§ Work to do
Gather, from the data below, each line in which the word "facility" occurs.

§ Records shown
* * * * * * * * *
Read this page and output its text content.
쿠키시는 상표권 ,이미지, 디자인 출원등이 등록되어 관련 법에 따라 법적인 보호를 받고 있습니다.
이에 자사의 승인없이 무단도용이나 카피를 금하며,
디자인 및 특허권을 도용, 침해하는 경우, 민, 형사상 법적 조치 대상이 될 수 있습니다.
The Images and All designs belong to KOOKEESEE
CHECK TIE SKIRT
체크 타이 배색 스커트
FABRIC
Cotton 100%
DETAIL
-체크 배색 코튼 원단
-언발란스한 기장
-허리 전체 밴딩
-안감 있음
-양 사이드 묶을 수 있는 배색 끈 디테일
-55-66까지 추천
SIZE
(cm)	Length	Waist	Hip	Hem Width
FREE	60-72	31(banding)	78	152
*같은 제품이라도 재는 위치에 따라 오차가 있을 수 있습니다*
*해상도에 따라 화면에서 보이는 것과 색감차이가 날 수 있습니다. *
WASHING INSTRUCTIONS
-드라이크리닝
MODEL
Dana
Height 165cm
* * * * * * * * *
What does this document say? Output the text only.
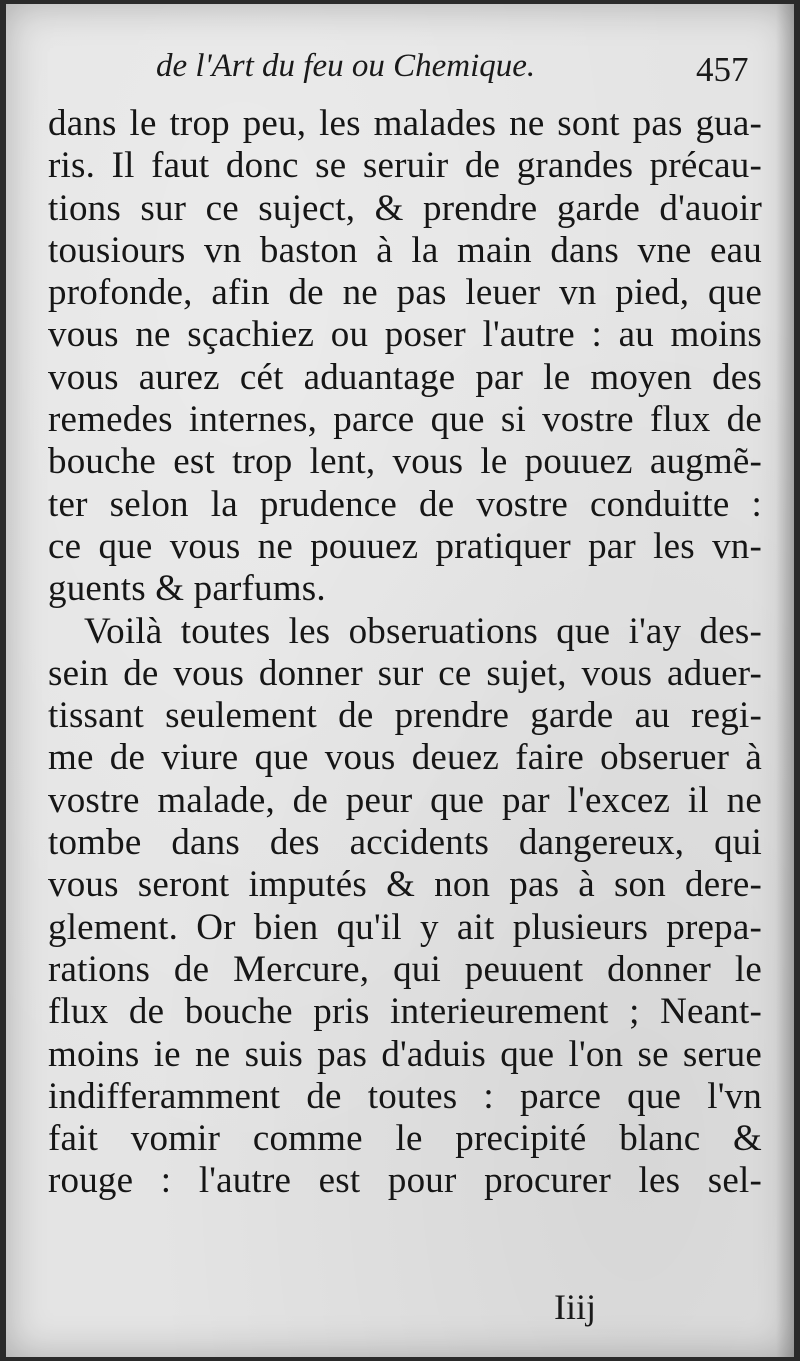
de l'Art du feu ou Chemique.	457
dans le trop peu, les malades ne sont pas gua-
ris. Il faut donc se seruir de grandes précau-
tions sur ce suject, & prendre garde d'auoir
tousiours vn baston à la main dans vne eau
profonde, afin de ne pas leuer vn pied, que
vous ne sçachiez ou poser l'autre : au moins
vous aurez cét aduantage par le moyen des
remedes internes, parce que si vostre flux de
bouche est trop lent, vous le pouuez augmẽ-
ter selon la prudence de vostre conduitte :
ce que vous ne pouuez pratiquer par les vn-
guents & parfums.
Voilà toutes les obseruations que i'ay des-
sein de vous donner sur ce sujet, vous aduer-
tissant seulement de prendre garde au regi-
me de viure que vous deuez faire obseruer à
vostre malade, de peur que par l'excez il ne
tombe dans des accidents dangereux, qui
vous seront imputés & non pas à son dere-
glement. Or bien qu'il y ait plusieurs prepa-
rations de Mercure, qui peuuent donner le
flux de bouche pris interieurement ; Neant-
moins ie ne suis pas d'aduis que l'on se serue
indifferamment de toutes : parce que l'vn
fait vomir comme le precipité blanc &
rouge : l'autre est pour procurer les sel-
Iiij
* * * * * * * * *
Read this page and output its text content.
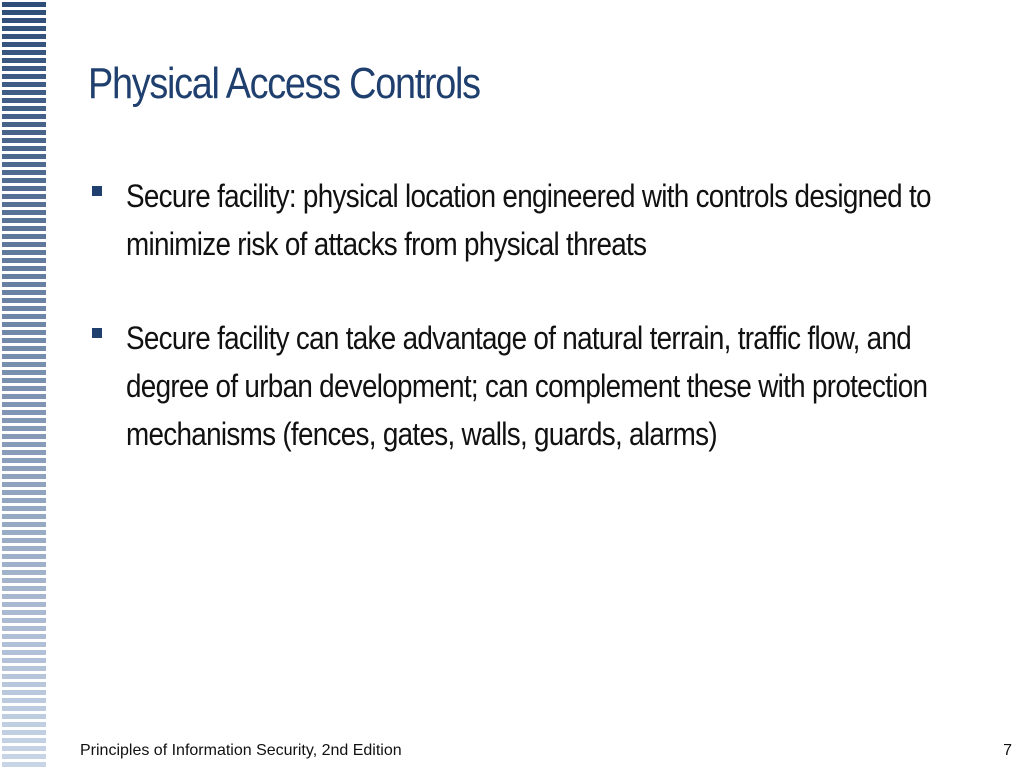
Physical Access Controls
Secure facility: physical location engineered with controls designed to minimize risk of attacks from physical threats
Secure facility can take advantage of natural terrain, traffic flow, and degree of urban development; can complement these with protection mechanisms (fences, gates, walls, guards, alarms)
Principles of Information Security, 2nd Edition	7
* * * * * * * * *
§ Expected answer
Secure facility: physical location engineered with controls designed to minimize risk of attacks from physical threats
Secure facility can take advantage of natural terrain, traffic flow, and degree of urban development; can complement these with protection mechanisms (fences, gates, walls, guards, alarms)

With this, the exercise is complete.